**Selected excerpt:**
────────

(Library) search system notes

From Helpful
(Redirected from Z39.50)
Jump to: navigation, search
For more articles related to library systems, see the Library related category. Some of the main articles:
This article/section is a stub — probably a pile of half-sorted notes, is not well-checked so may have incorrect bits. (Feel free to ignore, fix, or tell me)

Search protocols

ANSI/NISO Z39.50 (also ISO 23950)

This article/section is a stub — probably a pile of half-sorted notes, is not well-checked so may have incorrect bits. (Feel free to ignore, fix, or tell me)

Z39.50 is a search-and-present protocol, one that is still fairly commonly used by libraries and scholarly databases.


Specifically:

  • ANSI/NISO Z39.50-1988: version 1 (considered obsolete)
  • ANSI/NISO Z39.50-1992: version 2 (incompatbible with version 1)
  • ANSI/NISO Z39.50-1995: version 2 and 3 (a compatible superset of Z39.50-1992)
  • Z39.50-2003 - a clarified version of -1995?

Apparently various servers use 2 with some extensions from version 3.


  • runs on port 2100 by default, although many databases choose other ports.


A Z39.50 server's capabilities (services, record types, query operators) are not reported by the host itself; you generally have to discover them though experiments, then configure them. (Only a few percent offers explain-style support)


Services

  • Basics include:
    • search
    • present
    • scan
    • sort (not always supported(!) )
  • Optionals:
    • extendedServices (see )

────────

**Records provided:**

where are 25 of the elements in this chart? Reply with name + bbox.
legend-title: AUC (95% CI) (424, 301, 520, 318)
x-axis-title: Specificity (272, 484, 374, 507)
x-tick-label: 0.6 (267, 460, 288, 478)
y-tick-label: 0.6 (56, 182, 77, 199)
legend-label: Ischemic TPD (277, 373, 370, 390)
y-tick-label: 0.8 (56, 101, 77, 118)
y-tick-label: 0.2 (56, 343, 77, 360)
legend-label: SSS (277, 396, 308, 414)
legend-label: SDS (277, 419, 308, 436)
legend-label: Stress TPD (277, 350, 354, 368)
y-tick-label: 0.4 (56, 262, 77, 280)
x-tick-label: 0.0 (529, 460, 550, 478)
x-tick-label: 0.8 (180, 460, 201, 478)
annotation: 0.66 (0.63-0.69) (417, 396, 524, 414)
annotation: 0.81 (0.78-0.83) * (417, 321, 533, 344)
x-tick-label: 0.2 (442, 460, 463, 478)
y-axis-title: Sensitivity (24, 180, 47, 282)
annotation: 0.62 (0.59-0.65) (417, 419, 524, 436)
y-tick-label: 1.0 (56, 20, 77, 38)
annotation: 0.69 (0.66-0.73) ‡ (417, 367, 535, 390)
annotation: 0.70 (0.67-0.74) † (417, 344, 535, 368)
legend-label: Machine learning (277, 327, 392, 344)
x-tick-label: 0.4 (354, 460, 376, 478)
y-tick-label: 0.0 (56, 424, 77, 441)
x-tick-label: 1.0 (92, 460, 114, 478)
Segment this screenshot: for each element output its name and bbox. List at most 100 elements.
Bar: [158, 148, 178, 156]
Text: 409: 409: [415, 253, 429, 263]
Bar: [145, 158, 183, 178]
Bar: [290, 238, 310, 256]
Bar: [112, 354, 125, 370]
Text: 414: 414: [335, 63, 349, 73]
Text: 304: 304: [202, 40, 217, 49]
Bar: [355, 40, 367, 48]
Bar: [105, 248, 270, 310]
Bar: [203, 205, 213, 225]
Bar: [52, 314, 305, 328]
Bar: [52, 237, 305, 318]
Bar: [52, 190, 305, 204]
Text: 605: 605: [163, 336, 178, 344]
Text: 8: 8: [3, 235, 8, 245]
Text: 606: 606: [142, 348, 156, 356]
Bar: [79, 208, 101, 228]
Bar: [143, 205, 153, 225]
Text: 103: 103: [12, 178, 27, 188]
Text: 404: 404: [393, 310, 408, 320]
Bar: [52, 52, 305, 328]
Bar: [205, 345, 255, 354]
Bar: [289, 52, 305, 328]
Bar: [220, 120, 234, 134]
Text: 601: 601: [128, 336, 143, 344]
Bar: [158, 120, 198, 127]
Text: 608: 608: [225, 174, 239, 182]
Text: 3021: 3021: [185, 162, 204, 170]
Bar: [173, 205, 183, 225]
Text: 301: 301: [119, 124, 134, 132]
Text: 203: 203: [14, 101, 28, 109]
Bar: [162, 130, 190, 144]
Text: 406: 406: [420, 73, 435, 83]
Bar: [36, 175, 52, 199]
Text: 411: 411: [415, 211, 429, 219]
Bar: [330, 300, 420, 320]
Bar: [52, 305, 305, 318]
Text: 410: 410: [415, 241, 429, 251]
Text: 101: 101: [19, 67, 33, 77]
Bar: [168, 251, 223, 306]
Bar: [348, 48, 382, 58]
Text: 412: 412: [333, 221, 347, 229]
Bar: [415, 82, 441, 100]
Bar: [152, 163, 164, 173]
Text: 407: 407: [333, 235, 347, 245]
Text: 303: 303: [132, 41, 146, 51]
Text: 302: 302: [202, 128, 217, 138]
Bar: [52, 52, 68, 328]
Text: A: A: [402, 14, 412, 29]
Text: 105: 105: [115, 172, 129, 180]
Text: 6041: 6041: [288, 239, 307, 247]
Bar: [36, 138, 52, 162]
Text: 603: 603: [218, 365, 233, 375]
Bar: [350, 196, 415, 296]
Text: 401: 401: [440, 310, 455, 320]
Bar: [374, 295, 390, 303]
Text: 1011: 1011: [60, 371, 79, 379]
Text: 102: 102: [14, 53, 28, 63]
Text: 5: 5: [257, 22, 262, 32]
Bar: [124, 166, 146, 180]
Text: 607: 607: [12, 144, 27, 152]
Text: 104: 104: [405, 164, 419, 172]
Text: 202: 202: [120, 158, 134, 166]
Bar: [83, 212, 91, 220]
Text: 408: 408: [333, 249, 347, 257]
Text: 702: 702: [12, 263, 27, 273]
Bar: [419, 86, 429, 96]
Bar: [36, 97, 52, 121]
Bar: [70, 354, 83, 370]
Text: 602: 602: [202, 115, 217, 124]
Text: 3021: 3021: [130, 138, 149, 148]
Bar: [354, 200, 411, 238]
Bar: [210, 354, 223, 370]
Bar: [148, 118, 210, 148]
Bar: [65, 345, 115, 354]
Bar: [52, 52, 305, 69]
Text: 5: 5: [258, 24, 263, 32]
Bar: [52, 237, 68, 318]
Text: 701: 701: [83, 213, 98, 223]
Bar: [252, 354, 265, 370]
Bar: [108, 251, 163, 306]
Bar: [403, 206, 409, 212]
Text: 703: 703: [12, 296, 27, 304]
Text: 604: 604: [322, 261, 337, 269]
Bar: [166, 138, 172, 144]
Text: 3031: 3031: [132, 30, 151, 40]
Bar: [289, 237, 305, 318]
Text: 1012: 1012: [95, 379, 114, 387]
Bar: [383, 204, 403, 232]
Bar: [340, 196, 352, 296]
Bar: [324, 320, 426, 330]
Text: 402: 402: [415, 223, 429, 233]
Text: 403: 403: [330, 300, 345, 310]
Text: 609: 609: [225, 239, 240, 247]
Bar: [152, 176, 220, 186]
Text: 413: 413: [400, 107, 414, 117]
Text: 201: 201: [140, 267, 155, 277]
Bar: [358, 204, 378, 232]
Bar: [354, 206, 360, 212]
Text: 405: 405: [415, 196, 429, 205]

────────

**What you have to do:** According to the search system notes, which port does Z39.50 use by default? Rely only on the search system notes, not on the data.

**Response to the task:** Port 2100.